## Work to do
Check each line of the records below and collect those holding "with".

## Information given
* * *
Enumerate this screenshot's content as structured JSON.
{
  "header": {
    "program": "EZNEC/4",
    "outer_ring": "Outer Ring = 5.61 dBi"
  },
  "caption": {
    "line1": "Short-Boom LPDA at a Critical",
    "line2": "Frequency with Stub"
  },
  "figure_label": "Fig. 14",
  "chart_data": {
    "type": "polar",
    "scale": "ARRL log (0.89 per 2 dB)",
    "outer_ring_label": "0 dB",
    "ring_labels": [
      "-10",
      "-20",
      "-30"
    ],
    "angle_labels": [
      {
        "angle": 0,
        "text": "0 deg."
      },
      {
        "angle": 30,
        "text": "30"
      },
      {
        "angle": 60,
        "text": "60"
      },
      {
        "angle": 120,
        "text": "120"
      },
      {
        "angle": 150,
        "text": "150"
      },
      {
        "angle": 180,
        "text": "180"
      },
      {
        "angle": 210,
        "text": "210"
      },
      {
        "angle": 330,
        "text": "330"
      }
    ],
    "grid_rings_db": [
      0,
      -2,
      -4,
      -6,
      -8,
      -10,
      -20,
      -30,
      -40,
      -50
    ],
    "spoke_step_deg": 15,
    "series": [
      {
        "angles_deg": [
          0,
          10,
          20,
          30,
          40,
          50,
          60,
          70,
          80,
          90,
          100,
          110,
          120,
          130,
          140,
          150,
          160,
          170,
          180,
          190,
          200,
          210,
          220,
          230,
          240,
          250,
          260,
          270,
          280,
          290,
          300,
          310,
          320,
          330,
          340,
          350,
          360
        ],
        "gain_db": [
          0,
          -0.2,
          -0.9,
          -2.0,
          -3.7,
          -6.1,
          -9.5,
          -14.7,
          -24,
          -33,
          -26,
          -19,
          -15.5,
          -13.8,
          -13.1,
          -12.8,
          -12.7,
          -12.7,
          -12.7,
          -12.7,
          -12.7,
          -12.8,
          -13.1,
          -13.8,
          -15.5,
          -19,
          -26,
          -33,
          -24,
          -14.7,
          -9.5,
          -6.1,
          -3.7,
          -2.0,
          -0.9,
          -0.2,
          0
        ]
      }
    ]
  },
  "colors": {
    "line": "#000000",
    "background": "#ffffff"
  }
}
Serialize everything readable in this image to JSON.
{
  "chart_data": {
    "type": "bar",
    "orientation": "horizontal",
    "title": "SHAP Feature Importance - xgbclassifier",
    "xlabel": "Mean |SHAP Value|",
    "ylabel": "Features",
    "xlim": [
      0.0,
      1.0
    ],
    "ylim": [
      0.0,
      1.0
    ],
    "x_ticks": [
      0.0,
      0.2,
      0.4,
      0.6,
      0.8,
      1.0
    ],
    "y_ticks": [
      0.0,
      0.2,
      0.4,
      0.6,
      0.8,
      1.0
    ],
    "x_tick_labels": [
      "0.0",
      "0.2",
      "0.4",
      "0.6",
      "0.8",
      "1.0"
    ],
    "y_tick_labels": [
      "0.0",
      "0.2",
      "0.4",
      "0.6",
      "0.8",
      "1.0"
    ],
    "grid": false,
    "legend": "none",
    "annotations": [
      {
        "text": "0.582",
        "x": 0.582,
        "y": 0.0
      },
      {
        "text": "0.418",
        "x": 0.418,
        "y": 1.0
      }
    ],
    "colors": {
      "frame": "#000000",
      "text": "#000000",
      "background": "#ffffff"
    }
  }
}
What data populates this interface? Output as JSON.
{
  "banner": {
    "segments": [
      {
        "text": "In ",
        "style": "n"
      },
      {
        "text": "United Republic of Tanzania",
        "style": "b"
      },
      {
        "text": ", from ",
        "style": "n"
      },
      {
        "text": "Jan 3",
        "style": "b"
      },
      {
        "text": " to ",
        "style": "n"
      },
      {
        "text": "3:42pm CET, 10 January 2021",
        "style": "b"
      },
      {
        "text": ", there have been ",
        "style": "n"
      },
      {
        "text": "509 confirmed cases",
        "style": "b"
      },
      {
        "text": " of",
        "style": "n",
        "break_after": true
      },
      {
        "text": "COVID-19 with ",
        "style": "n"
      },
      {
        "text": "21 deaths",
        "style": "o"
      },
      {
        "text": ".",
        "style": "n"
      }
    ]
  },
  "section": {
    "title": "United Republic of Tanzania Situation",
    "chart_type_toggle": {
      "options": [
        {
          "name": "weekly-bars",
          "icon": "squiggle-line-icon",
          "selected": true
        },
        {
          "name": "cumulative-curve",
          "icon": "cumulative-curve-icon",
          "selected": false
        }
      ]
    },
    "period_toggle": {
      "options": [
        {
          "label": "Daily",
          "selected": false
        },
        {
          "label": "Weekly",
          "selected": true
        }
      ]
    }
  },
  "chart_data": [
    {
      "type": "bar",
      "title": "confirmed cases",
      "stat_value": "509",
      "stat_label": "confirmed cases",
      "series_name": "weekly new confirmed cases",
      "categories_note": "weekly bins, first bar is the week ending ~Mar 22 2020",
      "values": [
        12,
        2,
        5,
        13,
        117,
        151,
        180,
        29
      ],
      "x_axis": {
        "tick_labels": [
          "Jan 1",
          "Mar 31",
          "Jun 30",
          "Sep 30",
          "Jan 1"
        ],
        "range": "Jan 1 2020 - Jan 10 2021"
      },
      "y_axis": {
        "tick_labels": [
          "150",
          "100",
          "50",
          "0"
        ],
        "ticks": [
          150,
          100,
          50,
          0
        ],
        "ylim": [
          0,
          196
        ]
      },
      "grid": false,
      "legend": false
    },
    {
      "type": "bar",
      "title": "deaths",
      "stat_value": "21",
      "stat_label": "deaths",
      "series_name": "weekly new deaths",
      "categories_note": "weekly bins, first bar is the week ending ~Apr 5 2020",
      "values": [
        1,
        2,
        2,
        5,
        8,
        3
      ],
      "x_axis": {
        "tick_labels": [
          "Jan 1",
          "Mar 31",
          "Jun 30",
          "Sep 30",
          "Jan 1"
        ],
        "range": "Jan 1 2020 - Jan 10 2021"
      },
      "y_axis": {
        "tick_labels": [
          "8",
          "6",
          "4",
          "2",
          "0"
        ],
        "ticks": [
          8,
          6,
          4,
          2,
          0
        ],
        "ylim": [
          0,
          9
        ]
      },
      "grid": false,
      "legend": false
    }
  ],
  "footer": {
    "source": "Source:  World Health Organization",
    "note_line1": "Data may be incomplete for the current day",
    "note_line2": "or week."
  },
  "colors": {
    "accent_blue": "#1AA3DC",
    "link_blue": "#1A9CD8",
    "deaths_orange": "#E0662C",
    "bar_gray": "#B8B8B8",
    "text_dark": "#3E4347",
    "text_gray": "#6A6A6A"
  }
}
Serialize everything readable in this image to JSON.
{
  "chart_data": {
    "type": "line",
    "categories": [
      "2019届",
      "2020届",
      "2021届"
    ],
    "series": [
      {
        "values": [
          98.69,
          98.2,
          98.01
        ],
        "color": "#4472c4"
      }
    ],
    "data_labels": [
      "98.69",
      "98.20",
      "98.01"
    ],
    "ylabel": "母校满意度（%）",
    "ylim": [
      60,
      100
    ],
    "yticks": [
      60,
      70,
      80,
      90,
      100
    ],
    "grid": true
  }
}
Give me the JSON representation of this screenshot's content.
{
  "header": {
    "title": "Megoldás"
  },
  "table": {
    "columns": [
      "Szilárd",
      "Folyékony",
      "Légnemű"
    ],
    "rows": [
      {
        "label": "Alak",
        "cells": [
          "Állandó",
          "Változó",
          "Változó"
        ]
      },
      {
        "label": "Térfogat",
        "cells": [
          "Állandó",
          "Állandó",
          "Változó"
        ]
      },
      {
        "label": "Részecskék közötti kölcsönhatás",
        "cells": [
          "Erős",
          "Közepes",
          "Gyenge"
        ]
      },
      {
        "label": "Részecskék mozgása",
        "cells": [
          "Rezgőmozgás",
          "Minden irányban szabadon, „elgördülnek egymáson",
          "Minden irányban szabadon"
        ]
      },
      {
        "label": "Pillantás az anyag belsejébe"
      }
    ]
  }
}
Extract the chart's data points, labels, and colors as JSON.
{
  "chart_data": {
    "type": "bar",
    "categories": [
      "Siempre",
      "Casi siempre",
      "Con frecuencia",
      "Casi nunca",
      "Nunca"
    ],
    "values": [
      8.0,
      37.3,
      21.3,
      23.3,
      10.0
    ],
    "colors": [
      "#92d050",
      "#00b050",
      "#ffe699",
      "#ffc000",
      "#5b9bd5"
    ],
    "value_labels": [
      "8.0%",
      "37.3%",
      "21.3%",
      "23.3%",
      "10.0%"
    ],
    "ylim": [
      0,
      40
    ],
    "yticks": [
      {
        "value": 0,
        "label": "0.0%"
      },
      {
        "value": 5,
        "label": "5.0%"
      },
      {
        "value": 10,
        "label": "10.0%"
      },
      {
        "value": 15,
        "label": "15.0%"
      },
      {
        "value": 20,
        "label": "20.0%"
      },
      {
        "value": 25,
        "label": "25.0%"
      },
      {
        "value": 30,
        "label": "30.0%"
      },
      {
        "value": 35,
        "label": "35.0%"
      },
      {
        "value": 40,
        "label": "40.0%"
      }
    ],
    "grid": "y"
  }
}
* * *
## Solved exercise
    "line2": "Frequency with Stub"
        "text": "COVID-19 with ",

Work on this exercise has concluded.